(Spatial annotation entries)

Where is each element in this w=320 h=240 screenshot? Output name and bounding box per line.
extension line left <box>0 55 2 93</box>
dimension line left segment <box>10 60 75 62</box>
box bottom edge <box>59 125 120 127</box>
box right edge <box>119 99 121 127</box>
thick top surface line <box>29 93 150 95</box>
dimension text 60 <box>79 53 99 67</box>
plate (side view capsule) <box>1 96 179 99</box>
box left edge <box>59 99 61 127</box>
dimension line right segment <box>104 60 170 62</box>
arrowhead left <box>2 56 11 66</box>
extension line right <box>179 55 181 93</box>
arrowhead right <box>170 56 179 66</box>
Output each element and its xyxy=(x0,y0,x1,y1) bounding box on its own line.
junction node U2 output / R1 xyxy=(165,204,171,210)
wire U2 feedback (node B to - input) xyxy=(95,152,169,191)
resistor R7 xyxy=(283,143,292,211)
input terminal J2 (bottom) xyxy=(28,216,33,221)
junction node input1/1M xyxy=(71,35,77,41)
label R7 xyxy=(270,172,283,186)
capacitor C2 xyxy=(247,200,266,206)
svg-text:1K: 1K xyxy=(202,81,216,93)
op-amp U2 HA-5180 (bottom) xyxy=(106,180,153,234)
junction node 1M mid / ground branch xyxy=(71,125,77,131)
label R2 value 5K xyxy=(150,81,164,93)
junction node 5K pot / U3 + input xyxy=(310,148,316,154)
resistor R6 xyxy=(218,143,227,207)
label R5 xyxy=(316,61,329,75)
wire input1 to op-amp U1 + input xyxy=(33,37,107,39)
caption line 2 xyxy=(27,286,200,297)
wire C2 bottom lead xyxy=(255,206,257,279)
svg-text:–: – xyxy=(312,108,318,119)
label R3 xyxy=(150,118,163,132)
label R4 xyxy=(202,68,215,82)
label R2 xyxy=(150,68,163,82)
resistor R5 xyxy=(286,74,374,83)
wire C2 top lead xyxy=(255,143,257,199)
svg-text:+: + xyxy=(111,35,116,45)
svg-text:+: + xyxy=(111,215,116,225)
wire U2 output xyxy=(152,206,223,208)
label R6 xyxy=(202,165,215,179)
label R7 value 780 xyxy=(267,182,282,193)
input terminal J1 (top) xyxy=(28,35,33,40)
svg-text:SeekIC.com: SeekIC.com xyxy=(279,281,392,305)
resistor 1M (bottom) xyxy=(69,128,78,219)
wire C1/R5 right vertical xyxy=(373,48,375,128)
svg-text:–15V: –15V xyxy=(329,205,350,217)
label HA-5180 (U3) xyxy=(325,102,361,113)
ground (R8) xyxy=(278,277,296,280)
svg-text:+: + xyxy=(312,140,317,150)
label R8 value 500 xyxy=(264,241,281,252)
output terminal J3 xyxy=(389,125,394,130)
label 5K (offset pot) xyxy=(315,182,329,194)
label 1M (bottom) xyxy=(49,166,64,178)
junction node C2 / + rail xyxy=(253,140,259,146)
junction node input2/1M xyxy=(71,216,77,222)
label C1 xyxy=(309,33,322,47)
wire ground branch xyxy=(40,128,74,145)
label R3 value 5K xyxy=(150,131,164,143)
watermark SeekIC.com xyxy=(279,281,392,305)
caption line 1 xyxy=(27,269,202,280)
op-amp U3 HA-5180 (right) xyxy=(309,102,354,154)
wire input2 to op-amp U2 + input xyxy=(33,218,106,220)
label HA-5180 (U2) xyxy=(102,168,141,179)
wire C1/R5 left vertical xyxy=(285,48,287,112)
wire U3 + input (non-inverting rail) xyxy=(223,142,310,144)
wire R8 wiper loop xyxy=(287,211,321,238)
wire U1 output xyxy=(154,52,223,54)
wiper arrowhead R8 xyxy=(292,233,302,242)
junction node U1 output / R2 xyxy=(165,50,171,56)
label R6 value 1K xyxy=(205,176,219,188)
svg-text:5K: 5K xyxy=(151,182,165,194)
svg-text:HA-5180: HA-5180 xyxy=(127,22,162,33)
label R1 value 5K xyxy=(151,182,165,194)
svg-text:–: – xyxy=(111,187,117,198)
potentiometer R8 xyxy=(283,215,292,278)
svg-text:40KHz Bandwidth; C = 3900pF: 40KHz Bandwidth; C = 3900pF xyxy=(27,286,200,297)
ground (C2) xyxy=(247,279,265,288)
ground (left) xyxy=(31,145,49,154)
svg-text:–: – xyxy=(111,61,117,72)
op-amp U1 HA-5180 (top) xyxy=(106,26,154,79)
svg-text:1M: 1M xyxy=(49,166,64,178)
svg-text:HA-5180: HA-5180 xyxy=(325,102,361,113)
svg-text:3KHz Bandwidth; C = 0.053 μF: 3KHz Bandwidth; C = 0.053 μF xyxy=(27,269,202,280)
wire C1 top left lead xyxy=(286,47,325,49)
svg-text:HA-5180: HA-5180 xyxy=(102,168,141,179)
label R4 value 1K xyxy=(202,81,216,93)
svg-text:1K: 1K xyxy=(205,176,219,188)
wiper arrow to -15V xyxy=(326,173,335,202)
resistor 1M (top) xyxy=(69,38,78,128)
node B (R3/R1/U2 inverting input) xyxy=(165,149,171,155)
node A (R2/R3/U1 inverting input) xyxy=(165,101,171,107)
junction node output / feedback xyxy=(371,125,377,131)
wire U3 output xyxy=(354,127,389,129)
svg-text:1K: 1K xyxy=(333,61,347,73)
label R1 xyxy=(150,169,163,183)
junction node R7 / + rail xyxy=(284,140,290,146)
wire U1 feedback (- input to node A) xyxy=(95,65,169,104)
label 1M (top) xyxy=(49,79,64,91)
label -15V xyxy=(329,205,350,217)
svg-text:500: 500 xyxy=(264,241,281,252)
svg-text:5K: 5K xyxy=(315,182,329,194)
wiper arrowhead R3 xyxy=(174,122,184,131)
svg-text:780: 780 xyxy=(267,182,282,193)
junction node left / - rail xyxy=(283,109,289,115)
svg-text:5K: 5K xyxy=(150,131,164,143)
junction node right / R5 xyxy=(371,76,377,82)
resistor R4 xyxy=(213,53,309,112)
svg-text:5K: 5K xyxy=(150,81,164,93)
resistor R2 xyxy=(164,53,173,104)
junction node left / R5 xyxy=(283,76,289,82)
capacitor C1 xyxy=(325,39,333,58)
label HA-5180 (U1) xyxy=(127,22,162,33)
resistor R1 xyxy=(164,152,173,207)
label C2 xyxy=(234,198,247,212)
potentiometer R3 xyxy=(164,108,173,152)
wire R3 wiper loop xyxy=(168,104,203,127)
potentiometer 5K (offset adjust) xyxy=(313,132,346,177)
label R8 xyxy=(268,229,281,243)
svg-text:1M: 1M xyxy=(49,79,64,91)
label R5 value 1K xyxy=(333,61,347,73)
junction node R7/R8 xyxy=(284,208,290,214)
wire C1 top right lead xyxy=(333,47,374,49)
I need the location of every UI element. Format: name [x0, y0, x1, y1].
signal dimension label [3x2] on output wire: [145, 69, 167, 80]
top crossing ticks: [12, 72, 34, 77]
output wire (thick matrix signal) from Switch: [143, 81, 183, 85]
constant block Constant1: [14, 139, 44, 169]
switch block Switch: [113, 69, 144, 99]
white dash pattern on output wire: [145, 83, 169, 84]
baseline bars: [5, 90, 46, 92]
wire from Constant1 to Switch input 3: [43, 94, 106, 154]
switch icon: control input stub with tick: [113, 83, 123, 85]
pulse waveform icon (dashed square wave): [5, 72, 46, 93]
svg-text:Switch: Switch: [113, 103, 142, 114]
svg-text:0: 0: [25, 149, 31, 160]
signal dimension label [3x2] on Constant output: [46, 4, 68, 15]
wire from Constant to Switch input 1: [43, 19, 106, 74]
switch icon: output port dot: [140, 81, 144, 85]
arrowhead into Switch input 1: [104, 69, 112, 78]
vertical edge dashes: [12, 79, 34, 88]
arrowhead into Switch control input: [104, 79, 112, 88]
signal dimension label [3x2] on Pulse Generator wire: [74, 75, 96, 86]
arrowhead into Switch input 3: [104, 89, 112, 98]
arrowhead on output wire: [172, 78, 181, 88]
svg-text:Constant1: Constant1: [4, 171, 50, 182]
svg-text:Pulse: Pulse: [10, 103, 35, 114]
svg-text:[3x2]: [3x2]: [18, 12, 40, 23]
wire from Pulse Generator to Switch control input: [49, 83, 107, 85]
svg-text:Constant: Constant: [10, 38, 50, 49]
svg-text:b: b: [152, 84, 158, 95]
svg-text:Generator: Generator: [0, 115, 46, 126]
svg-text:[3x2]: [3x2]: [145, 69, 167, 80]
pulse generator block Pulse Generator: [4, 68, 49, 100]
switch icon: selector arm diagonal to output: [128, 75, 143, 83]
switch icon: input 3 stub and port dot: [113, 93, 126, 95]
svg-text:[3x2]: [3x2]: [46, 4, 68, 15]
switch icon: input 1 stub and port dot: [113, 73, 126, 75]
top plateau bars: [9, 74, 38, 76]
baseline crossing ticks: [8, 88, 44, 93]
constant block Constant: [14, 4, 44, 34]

PROBLEM TO SOLVE:
Convert everything from the start of the records down to the line containing "box left edge <box>59 99 61 127</box>", inclusive, into a JSON list of strings with one string per line and blank lines omitted.

SOLUTION TO THIS TASK:
[
  "Where is each element in this w=320 h=240 screenshot? Output name and bounding box per line.",
  "extension line left <box>0 55 2 93</box>",
  "dimension line left segment <box>10 60 75 62</box>",
  "box bottom edge <box>59 125 120 127</box>",
  "box right edge <box>119 99 121 127</box>",
  "thick top surface line <box>29 93 150 95</box>",
  "dimension text 60 <box>79 53 99 67</box>",
  "plate (side view capsule) <box>1 96 179 99</box>",
  "box left edge <box>59 99 61 127</box>"
]